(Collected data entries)
• • •

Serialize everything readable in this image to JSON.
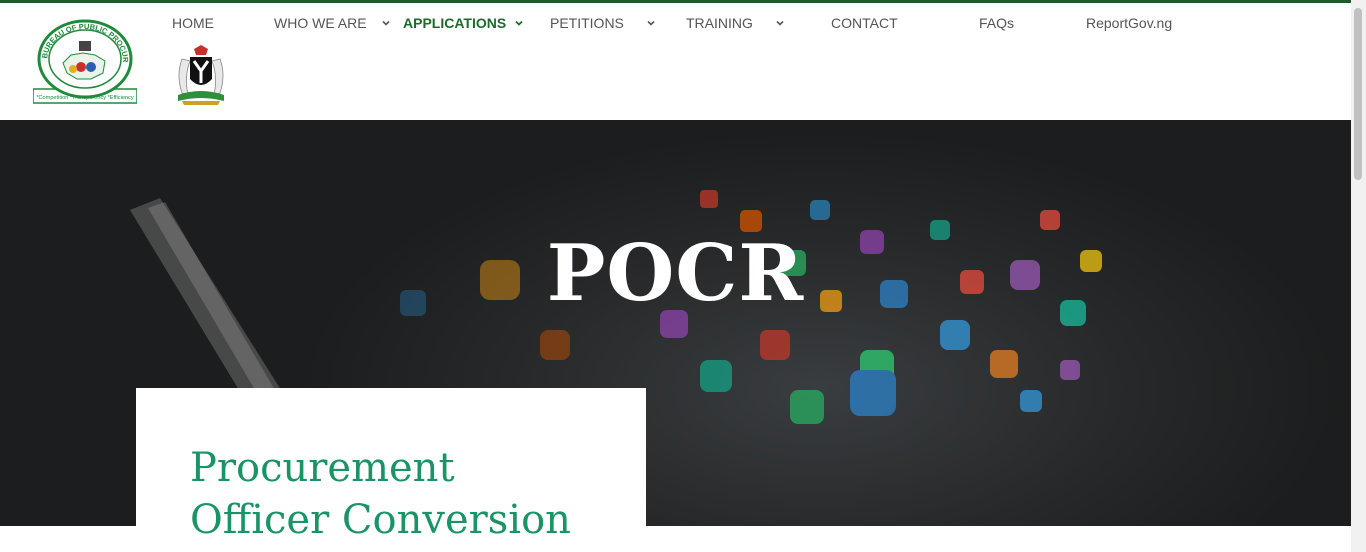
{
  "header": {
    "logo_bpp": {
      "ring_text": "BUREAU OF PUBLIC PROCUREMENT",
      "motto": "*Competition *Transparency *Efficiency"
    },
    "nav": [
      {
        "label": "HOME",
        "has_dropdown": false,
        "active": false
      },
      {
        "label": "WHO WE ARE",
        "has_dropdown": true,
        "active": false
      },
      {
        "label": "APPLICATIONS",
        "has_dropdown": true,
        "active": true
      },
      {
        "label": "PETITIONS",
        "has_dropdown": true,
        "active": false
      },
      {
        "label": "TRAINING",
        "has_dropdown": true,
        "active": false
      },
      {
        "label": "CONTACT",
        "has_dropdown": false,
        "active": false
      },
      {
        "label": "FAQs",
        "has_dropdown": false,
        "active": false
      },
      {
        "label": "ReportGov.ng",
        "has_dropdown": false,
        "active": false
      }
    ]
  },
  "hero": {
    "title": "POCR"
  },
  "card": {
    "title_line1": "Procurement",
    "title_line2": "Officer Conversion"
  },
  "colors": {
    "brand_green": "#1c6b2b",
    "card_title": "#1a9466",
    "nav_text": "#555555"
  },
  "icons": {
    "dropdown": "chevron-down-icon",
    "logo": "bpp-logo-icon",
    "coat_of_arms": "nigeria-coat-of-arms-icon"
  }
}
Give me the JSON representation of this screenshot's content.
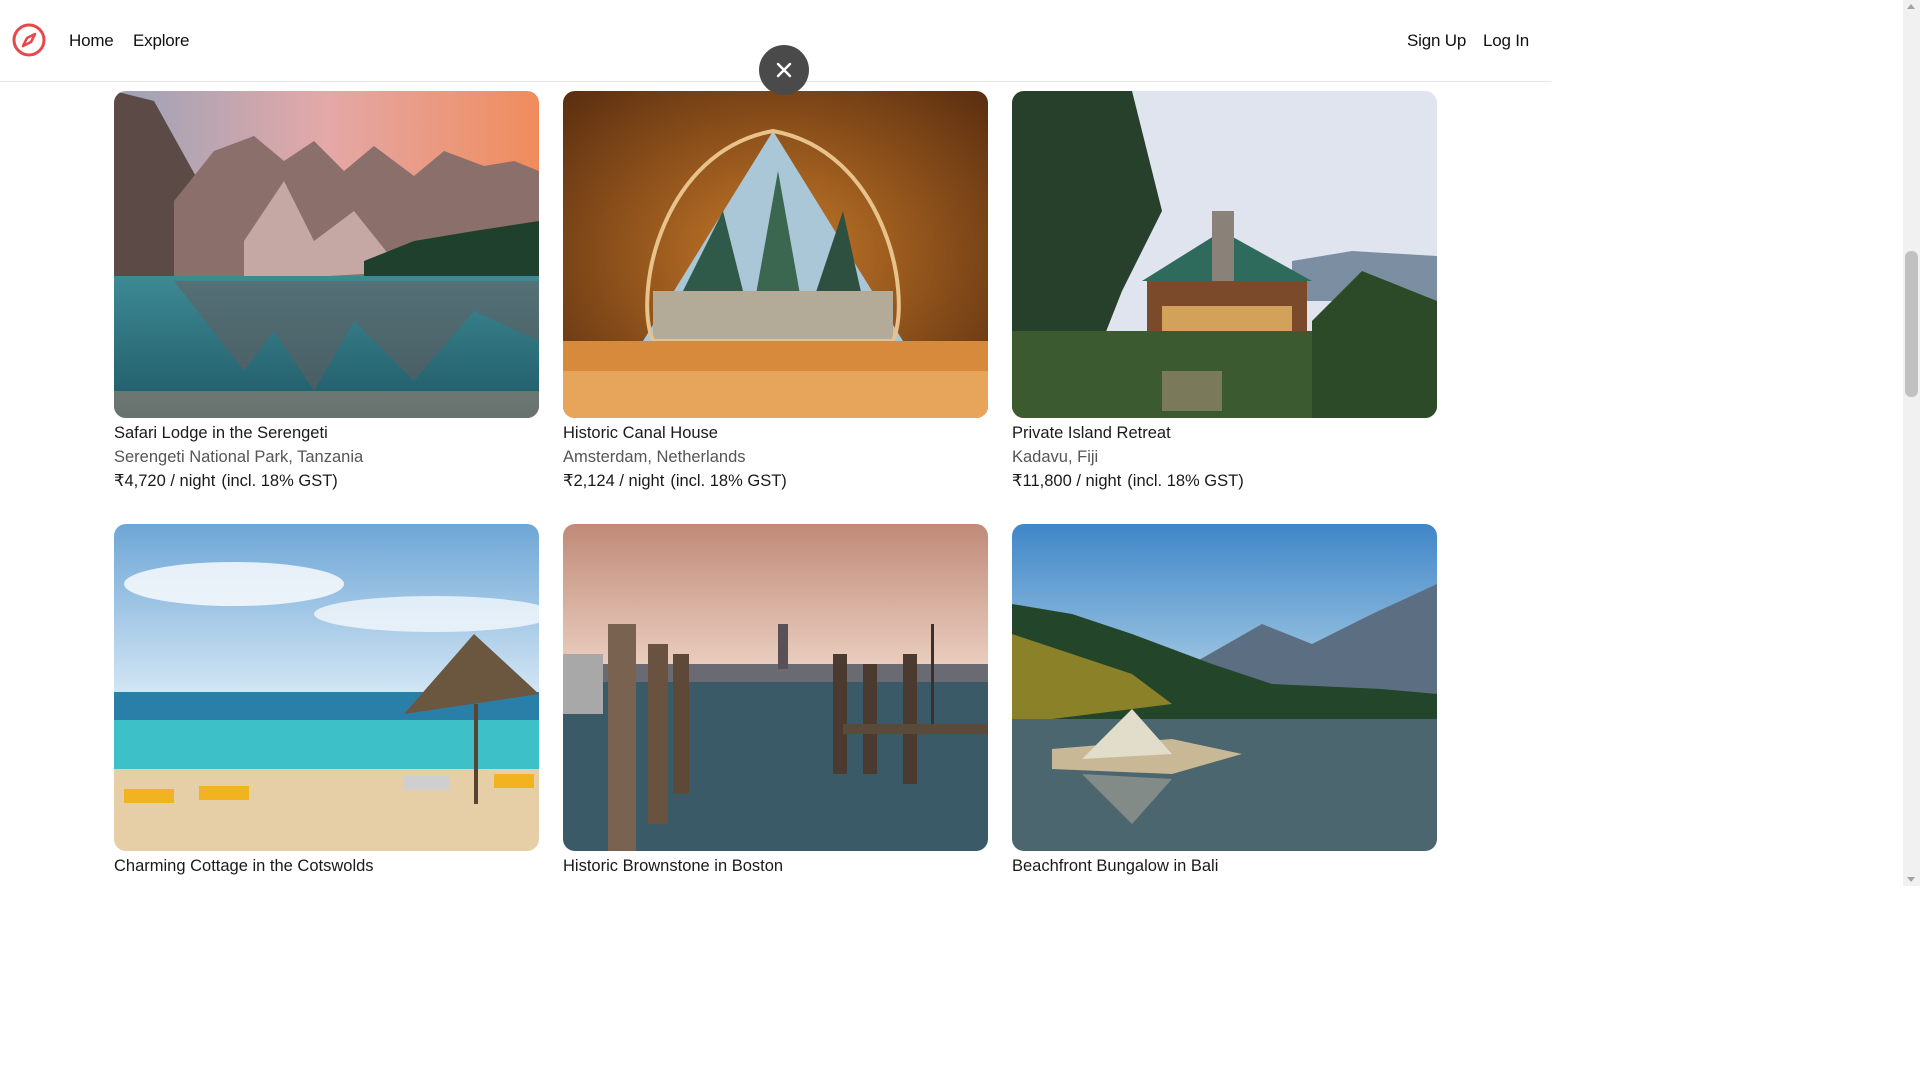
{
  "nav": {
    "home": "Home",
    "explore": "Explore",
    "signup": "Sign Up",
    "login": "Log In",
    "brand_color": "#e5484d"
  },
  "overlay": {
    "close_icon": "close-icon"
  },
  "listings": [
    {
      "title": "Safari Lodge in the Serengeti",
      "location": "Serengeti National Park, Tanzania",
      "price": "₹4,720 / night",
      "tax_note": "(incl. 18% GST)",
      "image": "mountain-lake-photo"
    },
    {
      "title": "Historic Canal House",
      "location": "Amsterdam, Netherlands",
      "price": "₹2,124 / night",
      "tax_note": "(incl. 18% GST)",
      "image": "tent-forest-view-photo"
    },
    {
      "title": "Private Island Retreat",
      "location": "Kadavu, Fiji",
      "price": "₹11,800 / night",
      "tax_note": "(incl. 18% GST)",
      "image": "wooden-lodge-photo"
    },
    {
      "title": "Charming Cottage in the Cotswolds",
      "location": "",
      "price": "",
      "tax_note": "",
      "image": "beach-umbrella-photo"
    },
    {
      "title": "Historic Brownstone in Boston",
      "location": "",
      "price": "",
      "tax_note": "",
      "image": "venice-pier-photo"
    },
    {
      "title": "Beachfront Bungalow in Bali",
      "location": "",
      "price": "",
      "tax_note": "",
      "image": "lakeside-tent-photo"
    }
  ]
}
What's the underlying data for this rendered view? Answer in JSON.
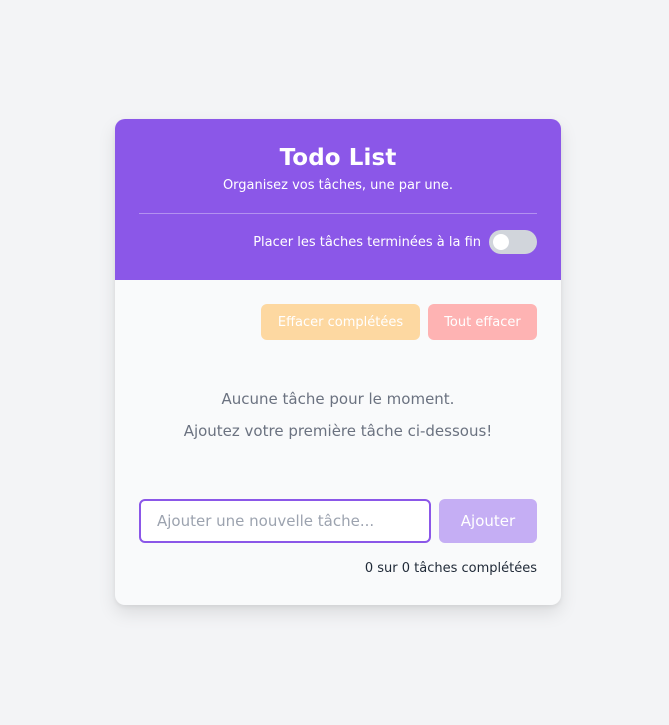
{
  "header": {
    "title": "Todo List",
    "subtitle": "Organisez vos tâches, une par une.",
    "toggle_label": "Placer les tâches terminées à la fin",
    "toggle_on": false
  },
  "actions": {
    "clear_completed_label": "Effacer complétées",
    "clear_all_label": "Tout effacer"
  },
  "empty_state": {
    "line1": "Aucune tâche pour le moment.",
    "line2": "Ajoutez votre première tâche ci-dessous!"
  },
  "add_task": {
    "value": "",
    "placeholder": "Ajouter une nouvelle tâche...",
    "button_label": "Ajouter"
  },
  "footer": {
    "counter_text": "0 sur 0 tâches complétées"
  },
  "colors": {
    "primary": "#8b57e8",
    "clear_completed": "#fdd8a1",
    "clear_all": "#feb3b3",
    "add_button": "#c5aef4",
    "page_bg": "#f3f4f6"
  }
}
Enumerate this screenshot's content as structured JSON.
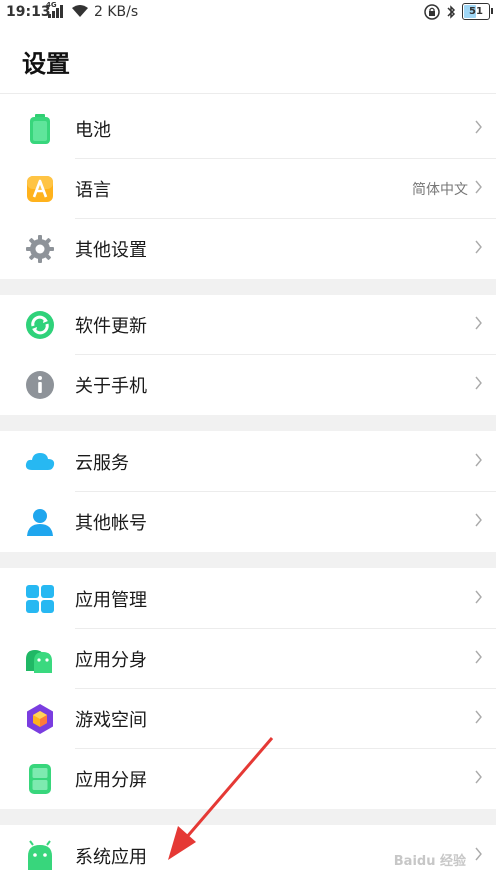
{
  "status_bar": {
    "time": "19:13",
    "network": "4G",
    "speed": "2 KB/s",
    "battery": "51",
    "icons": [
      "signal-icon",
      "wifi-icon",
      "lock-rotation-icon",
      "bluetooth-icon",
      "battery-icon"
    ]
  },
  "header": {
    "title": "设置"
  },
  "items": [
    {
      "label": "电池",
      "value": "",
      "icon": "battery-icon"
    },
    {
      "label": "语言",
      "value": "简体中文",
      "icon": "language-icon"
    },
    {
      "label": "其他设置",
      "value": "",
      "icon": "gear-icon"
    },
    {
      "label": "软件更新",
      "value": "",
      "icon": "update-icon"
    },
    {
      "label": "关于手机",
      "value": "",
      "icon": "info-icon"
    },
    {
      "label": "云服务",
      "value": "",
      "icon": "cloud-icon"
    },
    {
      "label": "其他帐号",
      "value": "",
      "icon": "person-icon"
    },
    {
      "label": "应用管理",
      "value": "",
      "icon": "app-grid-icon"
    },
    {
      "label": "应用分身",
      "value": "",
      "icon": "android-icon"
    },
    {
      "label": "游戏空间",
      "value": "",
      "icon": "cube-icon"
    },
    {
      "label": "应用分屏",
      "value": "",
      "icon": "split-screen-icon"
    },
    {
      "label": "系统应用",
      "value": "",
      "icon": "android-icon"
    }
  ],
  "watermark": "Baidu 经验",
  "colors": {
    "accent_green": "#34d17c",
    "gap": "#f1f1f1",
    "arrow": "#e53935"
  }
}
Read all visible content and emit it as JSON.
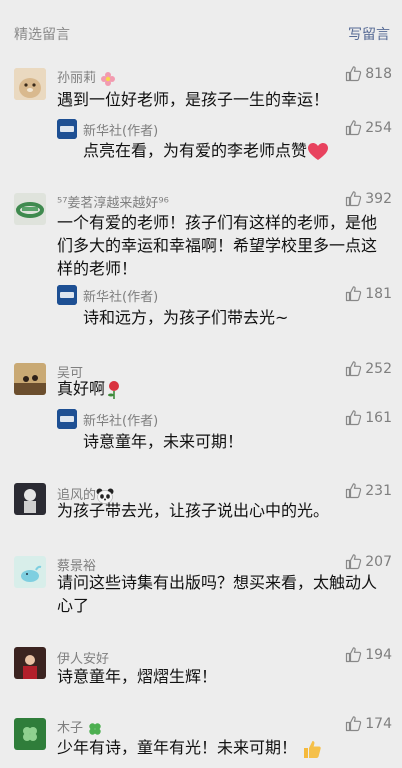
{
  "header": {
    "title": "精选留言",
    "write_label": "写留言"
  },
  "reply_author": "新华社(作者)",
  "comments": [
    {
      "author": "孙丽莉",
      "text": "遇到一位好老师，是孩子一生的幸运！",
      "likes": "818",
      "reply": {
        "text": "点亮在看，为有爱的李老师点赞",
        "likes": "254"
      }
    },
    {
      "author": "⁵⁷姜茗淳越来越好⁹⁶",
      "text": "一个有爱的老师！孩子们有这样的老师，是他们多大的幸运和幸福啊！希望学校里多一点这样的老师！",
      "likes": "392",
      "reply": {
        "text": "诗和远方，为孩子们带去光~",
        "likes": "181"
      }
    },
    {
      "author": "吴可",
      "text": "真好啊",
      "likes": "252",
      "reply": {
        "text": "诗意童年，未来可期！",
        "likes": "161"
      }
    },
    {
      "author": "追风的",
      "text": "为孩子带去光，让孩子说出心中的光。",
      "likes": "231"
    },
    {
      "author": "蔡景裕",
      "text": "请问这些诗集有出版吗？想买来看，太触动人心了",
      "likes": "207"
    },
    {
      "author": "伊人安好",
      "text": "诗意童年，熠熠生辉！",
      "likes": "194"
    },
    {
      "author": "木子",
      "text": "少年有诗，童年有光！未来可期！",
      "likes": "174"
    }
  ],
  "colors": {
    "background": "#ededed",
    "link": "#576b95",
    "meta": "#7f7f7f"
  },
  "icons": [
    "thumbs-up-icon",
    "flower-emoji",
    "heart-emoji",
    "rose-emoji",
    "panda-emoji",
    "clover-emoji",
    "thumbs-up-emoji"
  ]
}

• • •

> [Written request] Reproduce each line exactly, please, except for any pictures.

> [Worked answer]
Serialize everything readable in this image to JSON.
{
  "header": {
    "logo_bpp": {
      "ring_text": "BUREAU OF PUBLIC PROCUREMENT",
      "motto": "*Competition *Transparency *Efficiency"
    },
    "nav": [
      {
        "label": "HOME",
        "has_dropdown": false,
        "active": false
      },
      {
        "label": "WHO WE ARE",
        "has_dropdown": true,
        "active": false
      },
      {
        "label": "APPLICATIONS",
        "has_dropdown": true,
        "active": true
      },
      {
        "label": "PETITIONS",
        "has_dropdown": true,
        "active": false
      },
      {
        "label": "TRAINING",
        "has_dropdown": true,
        "active": false
      },
      {
        "label": "CONTACT",
        "has_dropdown": false,
        "active": false
      },
      {
        "label": "FAQs",
        "has_dropdown": false,
        "active": false
      },
      {
        "label": "ReportGov.ng",
        "has_dropdown": false,
        "active": false
      }
    ]
  },
  "hero": {
    "title": "POCR"
  },
  "card": {
    "title_line1": "Procurement",
    "title_line2": "Officer Conversion"
  },
  "colors": {
    "brand_green": "#1c6b2b",
    "card_title": "#1a9466",
    "nav_text": "#555555"
  },
  "icons": {
    "dropdown": "chevron-down-icon",
    "logo": "bpp-logo-icon",
    "coat_of_arms": "nigeria-coat-of-arms-icon"
  }
}
Give me the JSON representation of this screenshot's content.
{
  "nav": {
    "home": "Home",
    "explore": "Explore",
    "signup": "Sign Up",
    "login": "Log In",
    "brand_color": "#e5484d"
  },
  "overlay": {
    "close_icon": "close-icon"
  },
  "listings": [
    {
      "title": "Safari Lodge in the Serengeti",
      "location": "Serengeti National Park, Tanzania",
      "price": "₹4,720 / night",
      "tax_note": "(incl. 18% GST)",
      "image": "mountain-lake-photo"
    },
    {
      "title": "Historic Canal House",
      "location": "Amsterdam, Netherlands",
      "price": "₹2,124 / night",
      "tax_note": "(incl. 18% GST)",
      "image": "tent-forest-view-photo"
    },
    {
      "title": "Private Island Retreat",
      "location": "Kadavu, Fiji",
      "price": "₹11,800 / night",
      "tax_note": "(incl. 18% GST)",
      "image": "wooden-lodge-photo"
    },
    {
      "title": "Charming Cottage in the Cotswolds",
      "location": "",
      "price": "",
      "tax_note": "",
      "image": "beach-umbrella-photo"
    },
    {
      "title": "Historic Brownstone in Boston",
      "location": "",
      "price": "",
      "tax_note": "",
      "image": "venice-pier-photo"
    },
    {
      "title": "Beachfront Bungalow in Bali",
      "location": "",
      "price": "",
      "tax_note": "",
      "image": "lakeside-tent-photo"
    }
  ]
}
What's the underlying data for this rendered view? Answer in JSON.
{
  "header": {
    "title": "Todo List",
    "subtitle": "Organisez vos tâches, une par une.",
    "toggle_label": "Placer les tâches terminées à la fin",
    "toggle_on": false
  },
  "actions": {
    "clear_completed_label": "Effacer complétées",
    "clear_all_label": "Tout effacer"
  },
  "empty_state": {
    "line1": "Aucune tâche pour le moment.",
    "line2": "Ajoutez votre première tâche ci-dessous!"
  },
  "add_task": {
    "value": "",
    "placeholder": "Ajouter une nouvelle tâche...",
    "button_label": "Ajouter"
  },
  "footer": {
    "counter_text": "0 sur 0 tâches complétées"
  },
  "colors": {
    "primary": "#8b57e8",
    "clear_completed": "#fdd8a1",
    "clear_all": "#feb3b3",
    "add_button": "#c5aef4",
    "page_bg": "#f3f4f6"
  }
}
Enumerate this screenshot's content as structured JSON.
{
  "status_bar": {
    "time": "19:13",
    "network": "4G",
    "speed": "2 KB/s",
    "battery": "51",
    "icons": [
      "signal-icon",
      "wifi-icon",
      "lock-rotation-icon",
      "bluetooth-icon",
      "battery-icon"
    ]
  },
  "header": {
    "title": "设置"
  },
  "items": [
    {
      "label": "电池",
      "value": "",
      "icon": "battery-icon"
    },
    {
      "label": "语言",
      "value": "简体中文",
      "icon": "language-icon"
    },
    {
      "label": "其他设置",
      "value": "",
      "icon": "gear-icon"
    },
    {
      "label": "软件更新",
      "value": "",
      "icon": "update-icon"
    },
    {
      "label": "关于手机",
      "value": "",
      "icon": "info-icon"
    },
    {
      "label": "云服务",
      "value": "",
      "icon": "cloud-icon"
    },
    {
      "label": "其他帐号",
      "value": "",
      "icon": "person-icon"
    },
    {
      "label": "应用管理",
      "value": "",
      "icon": "app-grid-icon"
    },
    {
      "label": "应用分身",
      "value": "",
      "icon": "android-icon"
    },
    {
      "label": "游戏空间",
      "value": "",
      "icon": "cube-icon"
    },
    {
      "label": "应用分屏",
      "value": "",
      "icon": "split-screen-icon"
    },
    {
      "label": "系统应用",
      "value": "",
      "icon": "android-icon"
    }
  ],
  "watermark": "Baidu 经验",
  "colors": {
    "accent_green": "#34d17c",
    "gap": "#f1f1f1",
    "arrow": "#e53935"
  }
}
Read all visible content and emit it as JSON.
{
  "header": {
    "title": "精选留言",
    "write_label": "写留言"
  },
  "reply_author": "新华社(作者)",
  "comments": [
    {
      "author": "孙丽莉",
      "text": "遇到一位好老师，是孩子一生的幸运！",
      "likes": "818",
      "reply": {
        "text": "点亮在看，为有爱的李老师点赞",
        "likes": "254"
      }
    },
    {
      "author": "⁵⁷姜茗淳越来越好⁹⁶",
      "text": "一个有爱的老师！孩子们有这样的老师，是他们多大的幸运和幸福啊！希望学校里多一点这样的老师！",
      "likes": "392",
      "reply": {
        "text": "诗和远方，为孩子们带去光~",
        "likes": "181"
      }
    },
    {
      "author": "吴可",
      "text": "真好啊",
      "likes": "252",
      "reply": {
        "text": "诗意童年，未来可期！",
        "likes": "161"
      }
    },
    {
      "author": "追风的",
      "text": "为孩子带去光，让孩子说出心中的光。",
      "likes": "231"
    },
    {
      "author": "蔡景裕",
      "text": "请问这些诗集有出版吗？想买来看，太触动人心了",
      "likes": "207"
    },
    {
      "author": "伊人安好",
      "text": "诗意童年，熠熠生辉！",
      "likes": "194"
    },
    {
      "author": "木子",
      "text": "少年有诗，童年有光！未来可期！",
      "likes": "174"
    }
  ],
  "colors": {
    "background": "#ededed",
    "link": "#576b95",
    "meta": "#7f7f7f"
  },
  "icons": [
    "thumbs-up-icon",
    "flower-emoji",
    "heart-emoji",
    "rose-emoji",
    "panda-emoji",
    "clover-emoji",
    "thumbs-up-emoji"
  ]
}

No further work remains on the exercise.